====== Input rows ======

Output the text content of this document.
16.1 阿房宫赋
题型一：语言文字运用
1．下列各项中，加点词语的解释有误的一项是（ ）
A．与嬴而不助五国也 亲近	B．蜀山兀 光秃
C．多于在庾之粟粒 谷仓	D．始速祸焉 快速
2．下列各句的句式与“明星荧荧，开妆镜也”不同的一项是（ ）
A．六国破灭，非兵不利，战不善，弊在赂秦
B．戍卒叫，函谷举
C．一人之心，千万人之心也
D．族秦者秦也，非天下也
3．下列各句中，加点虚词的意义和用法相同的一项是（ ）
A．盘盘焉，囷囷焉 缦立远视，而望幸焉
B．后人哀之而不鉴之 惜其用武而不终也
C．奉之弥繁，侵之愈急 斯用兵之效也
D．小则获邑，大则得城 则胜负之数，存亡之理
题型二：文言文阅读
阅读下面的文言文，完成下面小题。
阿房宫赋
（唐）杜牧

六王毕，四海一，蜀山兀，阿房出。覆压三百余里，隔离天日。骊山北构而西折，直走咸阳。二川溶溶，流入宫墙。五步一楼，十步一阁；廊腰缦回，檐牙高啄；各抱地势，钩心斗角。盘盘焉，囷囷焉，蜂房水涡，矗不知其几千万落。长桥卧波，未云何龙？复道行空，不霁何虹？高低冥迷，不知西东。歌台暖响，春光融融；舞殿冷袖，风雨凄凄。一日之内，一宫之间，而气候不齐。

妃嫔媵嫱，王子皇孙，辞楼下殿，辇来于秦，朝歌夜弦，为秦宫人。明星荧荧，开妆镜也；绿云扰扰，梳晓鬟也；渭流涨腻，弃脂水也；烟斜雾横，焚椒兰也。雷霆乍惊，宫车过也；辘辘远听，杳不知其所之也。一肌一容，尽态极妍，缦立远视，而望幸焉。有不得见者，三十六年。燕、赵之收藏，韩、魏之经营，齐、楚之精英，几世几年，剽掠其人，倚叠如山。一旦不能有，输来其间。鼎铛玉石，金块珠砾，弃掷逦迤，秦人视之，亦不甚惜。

======
====== Input rows ======

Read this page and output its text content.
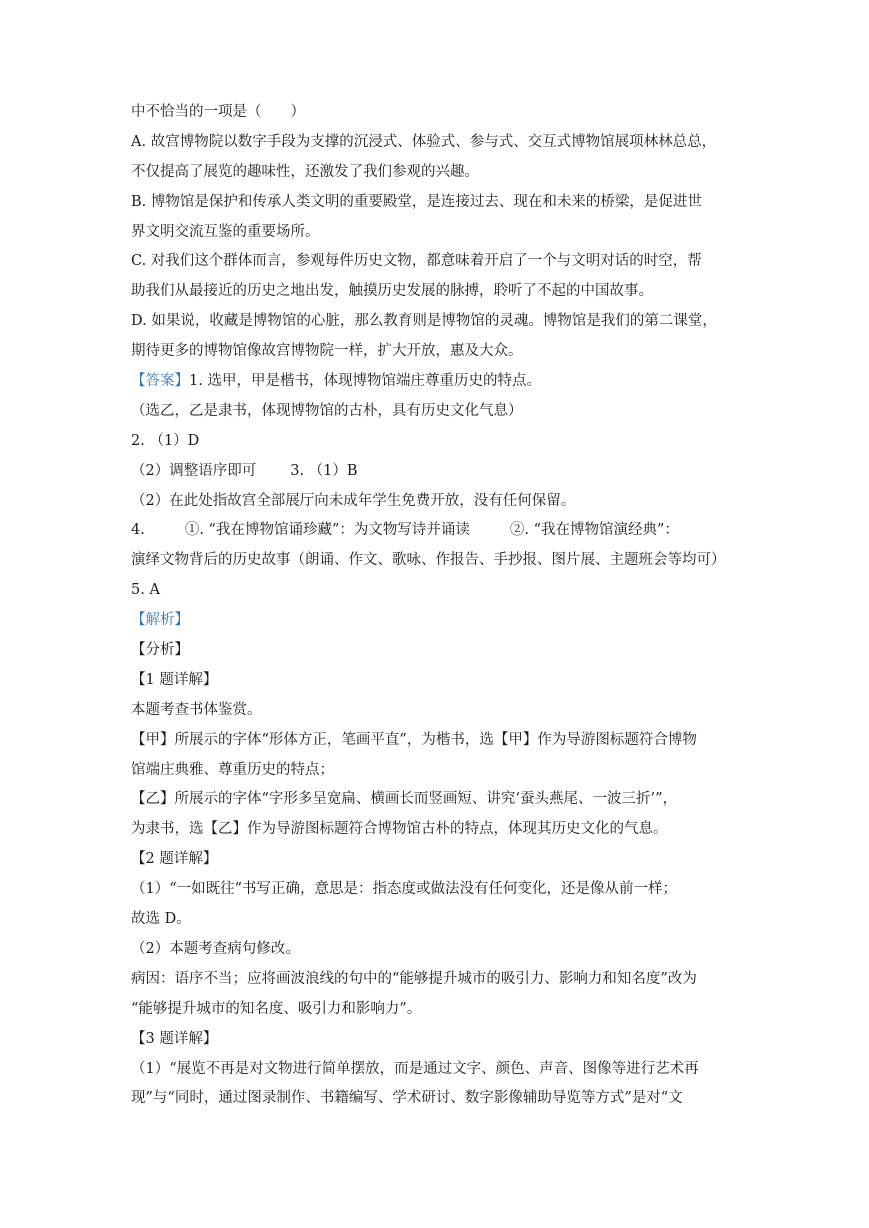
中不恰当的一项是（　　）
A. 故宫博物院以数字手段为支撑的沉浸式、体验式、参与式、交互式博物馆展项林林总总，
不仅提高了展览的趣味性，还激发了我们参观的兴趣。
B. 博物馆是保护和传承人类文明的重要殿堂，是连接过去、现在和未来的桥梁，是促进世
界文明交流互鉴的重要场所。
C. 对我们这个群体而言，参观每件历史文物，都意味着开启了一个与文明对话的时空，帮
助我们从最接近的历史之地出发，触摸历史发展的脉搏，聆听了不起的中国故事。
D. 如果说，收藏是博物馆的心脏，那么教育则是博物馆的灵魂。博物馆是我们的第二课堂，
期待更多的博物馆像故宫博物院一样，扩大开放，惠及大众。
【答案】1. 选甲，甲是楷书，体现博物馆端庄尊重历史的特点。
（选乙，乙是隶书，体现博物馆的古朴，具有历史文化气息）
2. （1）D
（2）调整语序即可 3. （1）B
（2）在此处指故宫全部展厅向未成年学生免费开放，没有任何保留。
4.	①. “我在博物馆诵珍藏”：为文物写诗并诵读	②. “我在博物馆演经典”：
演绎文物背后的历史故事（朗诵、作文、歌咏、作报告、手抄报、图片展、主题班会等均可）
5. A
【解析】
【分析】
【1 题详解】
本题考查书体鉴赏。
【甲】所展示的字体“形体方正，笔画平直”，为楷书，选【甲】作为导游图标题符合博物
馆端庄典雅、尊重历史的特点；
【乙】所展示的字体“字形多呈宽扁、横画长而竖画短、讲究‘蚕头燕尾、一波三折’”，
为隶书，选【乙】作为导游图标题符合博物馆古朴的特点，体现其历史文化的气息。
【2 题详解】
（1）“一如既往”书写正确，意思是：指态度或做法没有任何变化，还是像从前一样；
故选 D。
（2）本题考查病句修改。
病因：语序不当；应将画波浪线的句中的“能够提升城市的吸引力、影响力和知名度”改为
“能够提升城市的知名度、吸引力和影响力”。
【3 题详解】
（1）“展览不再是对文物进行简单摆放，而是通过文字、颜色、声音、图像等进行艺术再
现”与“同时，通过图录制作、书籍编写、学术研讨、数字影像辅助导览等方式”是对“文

======

→ **The request**
Which lines hold the string "明星荧荧"? Copy all of them from the data above.

→ **Response to this task**
2．下列各句的句式与“明星荧荧，开妆镜也”不同的一项是（ ）
妃嫔媵嫱，王子皇孙，辞楼下殿，辇来于秦，朝歌夜弦，为秦宫人。明星荧荧，开妆镜也；绿云扰扰，梳晓鬟也；渭流涨腻，弃脂水也；烟斜雾横，焚椒兰也。雷霆乍惊，宫车过也；辘辘远听，杳不知其所之也。一肌一容，尽态极妍，缦立远视，而望幸焉。有不得见者，三十六年。燕、赵之收藏，韩、魏之经营，齐、楚之精英，几世几年，剽掠其人，倚叠如山。一旦不能有，输来其间。鼎铛玉石，金块珠砾，弃掷逦迤，秦人视之，亦不甚惜。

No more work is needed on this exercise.